### Task to carry out
Repeat all of the data precisely.

### Data for this exercise
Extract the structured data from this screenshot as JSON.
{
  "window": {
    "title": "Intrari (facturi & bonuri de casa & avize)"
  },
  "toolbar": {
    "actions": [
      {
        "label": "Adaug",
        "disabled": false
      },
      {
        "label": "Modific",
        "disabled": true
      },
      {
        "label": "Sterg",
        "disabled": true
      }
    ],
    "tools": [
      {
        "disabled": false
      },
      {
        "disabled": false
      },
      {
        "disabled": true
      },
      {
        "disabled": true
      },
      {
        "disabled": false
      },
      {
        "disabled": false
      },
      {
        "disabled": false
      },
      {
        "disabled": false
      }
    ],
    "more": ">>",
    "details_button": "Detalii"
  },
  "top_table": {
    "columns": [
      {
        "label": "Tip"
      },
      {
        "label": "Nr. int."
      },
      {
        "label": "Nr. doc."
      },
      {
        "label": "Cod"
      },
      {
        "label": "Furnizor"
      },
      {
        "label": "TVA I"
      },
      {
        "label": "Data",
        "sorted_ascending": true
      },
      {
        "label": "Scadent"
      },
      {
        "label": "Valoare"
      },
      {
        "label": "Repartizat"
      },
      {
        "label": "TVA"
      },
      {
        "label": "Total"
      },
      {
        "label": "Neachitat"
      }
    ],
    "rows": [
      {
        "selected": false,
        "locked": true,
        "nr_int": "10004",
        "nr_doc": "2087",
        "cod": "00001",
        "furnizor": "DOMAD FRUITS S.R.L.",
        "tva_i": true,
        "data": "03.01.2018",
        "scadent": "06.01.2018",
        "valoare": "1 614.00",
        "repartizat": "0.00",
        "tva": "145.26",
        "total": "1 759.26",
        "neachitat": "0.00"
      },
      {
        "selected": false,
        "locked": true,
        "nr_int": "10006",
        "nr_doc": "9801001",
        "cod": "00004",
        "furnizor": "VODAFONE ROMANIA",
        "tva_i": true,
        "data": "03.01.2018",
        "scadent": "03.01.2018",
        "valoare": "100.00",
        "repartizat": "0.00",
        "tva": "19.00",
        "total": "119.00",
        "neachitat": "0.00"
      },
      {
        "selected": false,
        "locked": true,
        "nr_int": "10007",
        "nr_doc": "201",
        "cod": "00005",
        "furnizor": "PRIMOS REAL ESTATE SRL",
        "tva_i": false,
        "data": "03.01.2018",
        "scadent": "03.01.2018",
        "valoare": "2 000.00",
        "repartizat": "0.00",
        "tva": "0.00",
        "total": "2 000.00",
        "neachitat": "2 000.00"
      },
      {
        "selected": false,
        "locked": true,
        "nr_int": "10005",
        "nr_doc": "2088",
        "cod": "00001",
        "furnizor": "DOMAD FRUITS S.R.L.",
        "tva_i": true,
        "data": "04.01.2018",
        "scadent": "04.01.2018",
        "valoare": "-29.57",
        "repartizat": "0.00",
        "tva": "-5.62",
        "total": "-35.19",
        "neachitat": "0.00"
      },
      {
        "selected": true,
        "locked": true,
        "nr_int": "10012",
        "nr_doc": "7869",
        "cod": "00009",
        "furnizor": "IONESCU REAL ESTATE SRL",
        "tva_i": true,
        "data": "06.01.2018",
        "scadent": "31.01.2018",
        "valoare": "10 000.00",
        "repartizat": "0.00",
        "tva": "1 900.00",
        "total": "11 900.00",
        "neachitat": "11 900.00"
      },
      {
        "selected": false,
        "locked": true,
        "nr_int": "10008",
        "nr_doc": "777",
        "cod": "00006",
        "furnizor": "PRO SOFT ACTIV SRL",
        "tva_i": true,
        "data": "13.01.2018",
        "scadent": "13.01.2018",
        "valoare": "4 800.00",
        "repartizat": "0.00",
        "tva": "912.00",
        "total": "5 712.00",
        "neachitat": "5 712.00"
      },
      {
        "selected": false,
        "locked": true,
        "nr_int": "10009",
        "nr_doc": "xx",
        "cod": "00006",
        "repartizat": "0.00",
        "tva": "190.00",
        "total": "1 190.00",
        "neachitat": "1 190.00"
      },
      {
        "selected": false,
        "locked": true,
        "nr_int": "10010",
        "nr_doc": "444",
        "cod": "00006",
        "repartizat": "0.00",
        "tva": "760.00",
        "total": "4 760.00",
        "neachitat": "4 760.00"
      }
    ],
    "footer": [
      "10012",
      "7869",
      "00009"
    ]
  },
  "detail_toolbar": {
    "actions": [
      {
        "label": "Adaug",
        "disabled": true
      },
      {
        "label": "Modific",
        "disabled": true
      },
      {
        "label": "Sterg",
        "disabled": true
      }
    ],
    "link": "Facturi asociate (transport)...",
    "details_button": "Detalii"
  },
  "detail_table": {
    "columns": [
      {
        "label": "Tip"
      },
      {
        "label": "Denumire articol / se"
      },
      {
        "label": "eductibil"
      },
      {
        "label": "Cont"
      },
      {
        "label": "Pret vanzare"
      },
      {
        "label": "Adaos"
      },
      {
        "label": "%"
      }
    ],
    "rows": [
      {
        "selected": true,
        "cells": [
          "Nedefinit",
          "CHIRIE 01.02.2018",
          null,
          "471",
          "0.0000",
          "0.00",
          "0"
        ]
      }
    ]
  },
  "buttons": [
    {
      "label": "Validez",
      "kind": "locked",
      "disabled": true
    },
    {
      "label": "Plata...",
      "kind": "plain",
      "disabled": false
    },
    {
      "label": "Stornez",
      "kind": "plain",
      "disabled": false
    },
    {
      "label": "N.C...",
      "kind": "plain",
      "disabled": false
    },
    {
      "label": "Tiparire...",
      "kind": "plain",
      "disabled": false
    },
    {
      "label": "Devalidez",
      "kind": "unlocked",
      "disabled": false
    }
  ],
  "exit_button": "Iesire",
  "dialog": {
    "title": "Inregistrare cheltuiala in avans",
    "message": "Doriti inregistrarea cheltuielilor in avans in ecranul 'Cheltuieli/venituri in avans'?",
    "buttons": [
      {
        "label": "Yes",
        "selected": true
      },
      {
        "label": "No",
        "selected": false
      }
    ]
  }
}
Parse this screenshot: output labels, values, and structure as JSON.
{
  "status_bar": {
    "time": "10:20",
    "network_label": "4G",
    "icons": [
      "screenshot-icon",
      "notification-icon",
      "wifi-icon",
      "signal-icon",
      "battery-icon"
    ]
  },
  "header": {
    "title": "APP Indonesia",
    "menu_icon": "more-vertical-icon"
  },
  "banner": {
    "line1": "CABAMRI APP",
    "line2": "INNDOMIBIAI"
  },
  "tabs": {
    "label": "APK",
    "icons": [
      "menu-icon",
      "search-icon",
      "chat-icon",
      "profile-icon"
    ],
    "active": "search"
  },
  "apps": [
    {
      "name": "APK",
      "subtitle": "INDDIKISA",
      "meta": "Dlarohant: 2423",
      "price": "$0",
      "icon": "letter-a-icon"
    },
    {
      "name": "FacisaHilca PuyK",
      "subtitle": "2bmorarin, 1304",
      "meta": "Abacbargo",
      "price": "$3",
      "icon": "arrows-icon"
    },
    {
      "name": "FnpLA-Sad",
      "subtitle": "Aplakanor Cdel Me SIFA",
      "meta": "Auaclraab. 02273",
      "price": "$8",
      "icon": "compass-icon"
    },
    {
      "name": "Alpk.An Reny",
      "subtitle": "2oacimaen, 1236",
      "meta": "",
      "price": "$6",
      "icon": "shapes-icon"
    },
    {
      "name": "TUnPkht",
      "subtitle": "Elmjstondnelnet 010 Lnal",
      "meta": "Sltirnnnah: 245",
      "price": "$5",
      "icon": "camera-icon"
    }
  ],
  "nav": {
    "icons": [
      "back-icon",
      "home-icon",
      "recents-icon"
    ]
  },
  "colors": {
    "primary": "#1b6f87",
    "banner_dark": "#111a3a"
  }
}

### Answer below
Extract the structured data from this screenshot as JSON.
{
  "window": {
    "title": "Intrari (facturi & bonuri de casa & avize)"
  },
  "toolbar": {
    "actions": [
      {
        "label": "Adaug",
        "disabled": false
      },
      {
        "label": "Modific",
        "disabled": true
      },
      {
        "label": "Sterg",
        "disabled": true
      }
    ],
    "tools": [
      {
        "disabled": false
      },
      {
        "disabled": false
      },
      {
        "disabled": true
      },
      {
        "disabled": true
      },
      {
        "disabled": false
      },
      {
        "disabled": false
      },
      {
        "disabled": false
      },
      {
        "disabled": false
      }
    ],
    "more": ">>",
    "details_button": "Detalii"
  },
  "top_table": {
    "columns": [
      {
        "label": "Tip"
      },
      {
        "label": "Nr. int."
      },
      {
        "label": "Nr. doc."
      },
      {
        "label": "Cod"
      },
      {
        "label": "Furnizor"
      },
      {
        "label": "TVA I"
      },
      {
        "label": "Data",
        "sorted_ascending": true
      },
      {
        "label": "Scadent"
      },
      {
        "label": "Valoare"
      },
      {
        "label": "Repartizat"
      },
      {
        "label": "TVA"
      },
      {
        "label": "Total"
      },
      {
        "label": "Neachitat"
      }
    ],
    "rows": [
      {
        "selected": false,
        "locked": true,
        "nr_int": "10004",
        "nr_doc": "2087",
        "cod": "00001",
        "furnizor": "DOMAD FRUITS S.R.L.",
        "tva_i": true,
        "data": "03.01.2018",
        "scadent": "06.01.2018",
        "valoare": "1 614.00",
        "repartizat": "0.00",
        "tva": "145.26",
        "total": "1 759.26",
        "neachitat": "0.00"
      },
      {
        "selected": false,
        "locked": true,
        "nr_int": "10006",
        "nr_doc": "9801001",
        "cod": "00004",
        "furnizor": "VODAFONE ROMANIA",
        "tva_i": true,
        "data": "03.01.2018",
        "scadent": "03.01.2018",
        "valoare": "100.00",
        "repartizat": "0.00",
        "tva": "19.00",
        "total": "119.00",
        "neachitat": "0.00"
      },
      {
        "selected": false,
        "locked": true,
        "nr_int": "10007",
        "nr_doc": "201",
        "cod": "00005",
        "furnizor": "PRIMOS REAL ESTATE SRL",
        "tva_i": false,
        "data": "03.01.2018",
        "scadent": "03.01.2018",
        "valoare": "2 000.00",
        "repartizat": "0.00",
        "tva": "0.00",
        "total": "2 000.00",
        "neachitat": "2 000.00"
      },
      {
        "selected": false,
        "locked": true,
        "nr_int": "10005",
        "nr_doc": "2088",
        "cod": "00001",
        "furnizor": "DOMAD FRUITS S.R.L.",
        "tva_i": true,
        "data": "04.01.2018",
        "scadent": "04.01.2018",
        "valoare": "-29.57",
        "repartizat": "0.00",
        "tva": "-5.62",
        "total": "-35.19",
        "neachitat": "0.00"
      },
      {
        "selected": true,
        "locked": true,
        "nr_int": "10012",
        "nr_doc": "7869",
        "cod": "00009",
        "furnizor": "IONESCU REAL ESTATE SRL",
        "tva_i": true,
        "data": "06.01.2018",
        "scadent": "31.01.2018",
        "valoare": "10 000.00",
        "repartizat": "0.00",
        "tva": "1 900.00",
        "total": "11 900.00",
        "neachitat": "11 900.00"
      },
      {
        "selected": false,
        "locked": true,
        "nr_int": "10008",
        "nr_doc": "777",
        "cod": "00006",
        "furnizor": "PRO SOFT ACTIV SRL",
        "tva_i": true,
        "data": "13.01.2018",
        "scadent": "13.01.2018",
        "valoare": "4 800.00",
        "repartizat": "0.00",
        "tva": "912.00",
        "total": "5 712.00",
        "neachitat": "5 712.00"
      },
      {
        "selected": false,
        "locked": true,
        "nr_int": "10009",
        "nr_doc": "xx",
        "cod": "00006",
        "repartizat": "0.00",
        "tva": "190.00",
        "total": "1 190.00",
        "neachitat": "1 190.00"
      },
      {
        "selected": false,
        "locked": true,
        "nr_int": "10010",
        "nr_doc": "444",
        "cod": "00006",
        "repartizat": "0.00",
        "tva": "760.00",
        "total": "4 760.00",
        "neachitat": "4 760.00"
      }
    ],
    "footer": [
      "10012",
      "7869",
      "00009"
    ]
  },
  "detail_toolbar": {
    "actions": [
      {
        "label": "Adaug",
        "disabled": true
      },
      {
        "label": "Modific",
        "disabled": true
      },
      {
        "label": "Sterg",
        "disabled": true
      }
    ],
    "link": "Facturi asociate (transport)...",
    "details_button": "Detalii"
  },
  "detail_table": {
    "columns": [
      {
        "label": "Tip"
      },
      {
        "label": "Denumire articol / se"
      },
      {
        "label": "eductibil"
      },
      {
        "label": "Cont"
      },
      {
        "label": "Pret vanzare"
      },
      {
        "label": "Adaos"
      },
      {
        "label": "%"
      }
    ],
    "rows": [
      {
        "selected": true,
        "cells": [
          "Nedefinit",
          "CHIRIE 01.02.2018",
          null,
          "471",
          "0.0000",
          "0.00",
          "0"
        ]
      }
    ]
  },
  "buttons": [
    {
      "label": "Validez",
      "kind": "locked",
      "disabled": true
    },
    {
      "label": "Plata...",
      "kind": "plain",
      "disabled": false
    },
    {
      "label": "Stornez",
      "kind": "plain",
      "disabled": false
    },
    {
      "label": "N.C...",
      "kind": "plain",
      "disabled": false
    },
    {
      "label": "Tiparire...",
      "kind": "plain",
      "disabled": false
    },
    {
      "label": "Devalidez",
      "kind": "unlocked",
      "disabled": false
    }
  ],
  "exit_button": "Iesire",
  "dialog": {
    "title": "Inregistrare cheltuiala in avans",
    "message": "Doriti inregistrarea cheltuielilor in avans in ecranul 'Cheltuieli/venituri in avans'?",
    "buttons": [
      {
        "label": "Yes",
        "selected": true
      },
      {
        "label": "No",
        "selected": false
      }
    ]
  }
}
Parse this screenshot: output labels, values, and structure as JSON.
{
  "status_bar": {
    "time": "10:20",
    "network_label": "4G",
    "icons": [
      "screenshot-icon",
      "notification-icon",
      "wifi-icon",
      "signal-icon",
      "battery-icon"
    ]
  },
  "header": {
    "title": "APP Indonesia",
    "menu_icon": "more-vertical-icon"
  },
  "banner": {
    "line1": "CABAMRI APP",
    "line2": "INNDOMIBIAI"
  },
  "tabs": {
    "label": "APK",
    "icons": [
      "menu-icon",
      "search-icon",
      "chat-icon",
      "profile-icon"
    ],
    "active": "search"
  },
  "apps": [
    {
      "name": "APK",
      "subtitle": "INDDIKISA",
      "meta": "Dlarohant: 2423",
      "price": "$0",
      "icon": "letter-a-icon"
    },
    {
      "name": "FacisaHilca PuyK",
      "subtitle": "2bmorarin, 1304",
      "meta": "Abacbargo",
      "price": "$3",
      "icon": "arrows-icon"
    },
    {
      "name": "FnpLA-Sad",
      "subtitle": "Aplakanor Cdel Me SIFA",
      "meta": "Auaclraab. 02273",
      "price": "$8",
      "icon": "compass-icon"
    },
    {
      "name": "Alpk.An Reny",
      "subtitle": "2oacimaen, 1236",
      "meta": "",
      "price": "$6",
      "icon": "shapes-icon"
    },
    {
      "name": "TUnPkht",
      "subtitle": "Elmjstondnelnet 010 Lnal",
      "meta": "Sltirnnnah: 245",
      "price": "$5",
      "icon": "camera-icon"
    }
  ],
  "nav": {
    "icons": [
      "back-icon",
      "home-icon",
      "recents-icon"
    ]
  },
  "colors": {
    "primary": "#1b6f87",
    "banner_dark": "#111a3a"
  }
}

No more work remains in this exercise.